Records from a data source

==*==

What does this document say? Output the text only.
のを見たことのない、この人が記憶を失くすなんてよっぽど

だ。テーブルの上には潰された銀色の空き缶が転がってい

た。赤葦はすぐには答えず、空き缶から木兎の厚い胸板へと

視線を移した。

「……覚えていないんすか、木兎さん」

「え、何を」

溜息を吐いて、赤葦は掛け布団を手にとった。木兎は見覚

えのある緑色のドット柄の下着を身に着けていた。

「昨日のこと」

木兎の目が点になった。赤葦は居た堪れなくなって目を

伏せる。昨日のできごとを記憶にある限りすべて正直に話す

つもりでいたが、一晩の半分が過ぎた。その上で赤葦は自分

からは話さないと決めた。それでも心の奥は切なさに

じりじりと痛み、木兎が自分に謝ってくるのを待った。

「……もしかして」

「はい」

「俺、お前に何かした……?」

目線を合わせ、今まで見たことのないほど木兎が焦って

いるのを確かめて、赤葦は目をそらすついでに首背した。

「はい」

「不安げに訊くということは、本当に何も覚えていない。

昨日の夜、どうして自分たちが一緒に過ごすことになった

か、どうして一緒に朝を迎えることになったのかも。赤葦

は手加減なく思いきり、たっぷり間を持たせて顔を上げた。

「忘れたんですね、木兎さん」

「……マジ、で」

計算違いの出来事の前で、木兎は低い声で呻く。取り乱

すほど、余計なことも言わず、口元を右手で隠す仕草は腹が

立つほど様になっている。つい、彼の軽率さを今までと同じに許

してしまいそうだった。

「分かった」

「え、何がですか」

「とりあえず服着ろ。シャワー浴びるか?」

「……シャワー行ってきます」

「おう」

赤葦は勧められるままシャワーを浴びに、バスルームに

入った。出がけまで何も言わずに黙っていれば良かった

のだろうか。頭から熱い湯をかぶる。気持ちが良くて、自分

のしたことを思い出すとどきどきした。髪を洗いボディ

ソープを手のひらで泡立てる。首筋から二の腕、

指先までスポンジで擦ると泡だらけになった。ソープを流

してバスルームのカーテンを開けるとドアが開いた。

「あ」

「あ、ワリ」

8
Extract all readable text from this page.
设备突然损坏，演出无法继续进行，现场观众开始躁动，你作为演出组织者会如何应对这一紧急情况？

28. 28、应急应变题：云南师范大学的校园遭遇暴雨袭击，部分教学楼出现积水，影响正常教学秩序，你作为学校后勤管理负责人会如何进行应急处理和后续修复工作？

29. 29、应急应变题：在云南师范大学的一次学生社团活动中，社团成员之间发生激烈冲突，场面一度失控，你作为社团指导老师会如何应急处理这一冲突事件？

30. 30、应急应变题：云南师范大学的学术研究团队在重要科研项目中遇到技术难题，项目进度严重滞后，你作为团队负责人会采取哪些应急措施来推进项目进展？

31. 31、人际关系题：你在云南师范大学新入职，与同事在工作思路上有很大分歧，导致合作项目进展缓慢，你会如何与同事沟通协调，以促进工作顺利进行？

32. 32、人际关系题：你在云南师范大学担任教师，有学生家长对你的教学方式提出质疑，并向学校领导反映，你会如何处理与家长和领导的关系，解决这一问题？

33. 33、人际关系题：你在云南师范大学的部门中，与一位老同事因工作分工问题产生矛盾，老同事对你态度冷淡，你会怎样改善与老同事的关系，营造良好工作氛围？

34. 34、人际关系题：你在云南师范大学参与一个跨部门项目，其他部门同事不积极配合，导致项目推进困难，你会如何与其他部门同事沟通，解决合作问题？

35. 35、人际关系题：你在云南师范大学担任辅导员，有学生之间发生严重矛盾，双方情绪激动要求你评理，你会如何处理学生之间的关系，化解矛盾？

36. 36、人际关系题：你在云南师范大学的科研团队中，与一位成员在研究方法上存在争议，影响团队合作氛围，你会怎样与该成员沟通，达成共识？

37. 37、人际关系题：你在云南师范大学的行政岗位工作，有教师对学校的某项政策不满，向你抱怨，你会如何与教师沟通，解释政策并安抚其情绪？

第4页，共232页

==*==

= SHORT PROBLEM =
Copy out the data shown above without altering anything.

= SOLVED EXERCISE =
What does this document say? Output the text only.
のを見たことのない、この人が記憶を失くすなんてよっぽど

だ。テーブルの上には潰された銀色の空き缶が転がってい

た。赤葦はすぐには答えず、空き缶から木兎の厚い胸板へと

視線を移した。

「……覚えていないんすか、木兎さん」

「え、何を」

溜息を吐いて、赤葦は掛け布団を手にとった。木兎は見覚

えのある緑色のドット柄の下着を身に着けていた。

「昨日のこと」

木兎の目が点になった。赤葦は居た堪れなくなって目を

伏せる。昨日のできごとを記憶にある限りすべて正直に話す

つもりでいたが、一晩の半分が過ぎた。その上で赤葦は自分

からは話さないと決めた。それでも心の奥は切なさに

じりじりと痛み、木兎が自分に謝ってくるのを待った。

「……もしかして」

「はい」

「俺、お前に何かした……?」

目線を合わせ、今まで見たことのないほど木兎が焦って

いるのを確かめて、赤葦は目をそらすついでに首背した。

「はい」

「不安げに訊くということは、本当に何も覚えていない。

昨日の夜、どうして自分たちが一緒に過ごすことになった

か、どうして一緒に朝を迎えることになったのかも。赤葦

は手加減なく思いきり、たっぷり間を持たせて顔を上げた。

「忘れたんですね、木兎さん」

「……マジ、で」

計算違いの出来事の前で、木兎は低い声で呻く。取り乱

すほど、余計なことも言わず、口元を右手で隠す仕草は腹が

立つほど様になっている。つい、彼の軽率さを今までと同じに許

してしまいそうだった。

「分かった」

「え、何がですか」

「とりあえず服着ろ。シャワー浴びるか?」

「……シャワー行ってきます」

「おう」

赤葦は勧められるままシャワーを浴びに、バスルームに

入った。出がけまで何も言わずに黙っていれば良かった

のだろうか。頭から熱い湯をかぶる。気持ちが良くて、自分

のしたことを思い出すとどきどきした。髪を洗いボディ

ソープを手のひらで泡立てる。首筋から二の腕、

指先までスポンジで擦ると泡だらけになった。ソープを流

してバスルームのカーテンを開けるとドアが開いた。

「あ」

「あ、ワリ」

8
Extract all readable text from this page.
设备突然损坏，演出无法继续进行，现场观众开始躁动，你作为演出组织者会如何应对这一紧急情况？

28. 28、应急应变题：云南师范大学的校园遭遇暴雨袭击，部分教学楼出现积水，影响正常教学秩序，你作为学校后勤管理负责人会如何进行应急处理和后续修复工作？

29. 29、应急应变题：在云南师范大学的一次学生社团活动中，社团成员之间发生激烈冲突，场面一度失控，你作为社团指导老师会如何应急处理这一冲突事件？

30. 30、应急应变题：云南师范大学的学术研究团队在重要科研项目中遇到技术难题，项目进度严重滞后，你作为团队负责人会采取哪些应急措施来推进项目进展？

31. 31、人际关系题：你在云南师范大学新入职，与同事在工作思路上有很大分歧，导致合作项目进展缓慢，你会如何与同事沟通协调，以促进工作顺利进行？

32. 32、人际关系题：你在云南师范大学担任教师，有学生家长对你的教学方式提出质疑，并向学校领导反映，你会如何处理与家长和领导的关系，解决这一问题？

33. 33、人际关系题：你在云南师范大学的部门中，与一位老同事因工作分工问题产生矛盾，老同事对你态度冷淡，你会怎样改善与老同事的关系，营造良好工作氛围？

34. 34、人际关系题：你在云南师范大学参与一个跨部门项目，其他部门同事不积极配合，导致项目推进困难，你会如何与其他部门同事沟通，解决合作问题？

35. 35、人际关系题：你在云南师范大学担任辅导员，有学生之间发生严重矛盾，双方情绪激动要求你评理，你会如何处理学生之间的关系，化解矛盾？

36. 36、人际关系题：你在云南师范大学的科研团队中，与一位成员在研究方法上存在争议，影响团队合作氛围，你会怎样与该成员沟通，达成共识？

37. 37、人际关系题：你在云南师范大学的行政岗位工作，有教师对学校的某项政策不满，向你抱怨，你会如何与教师沟通，解释政策并安抚其情绪？

第4页，共232页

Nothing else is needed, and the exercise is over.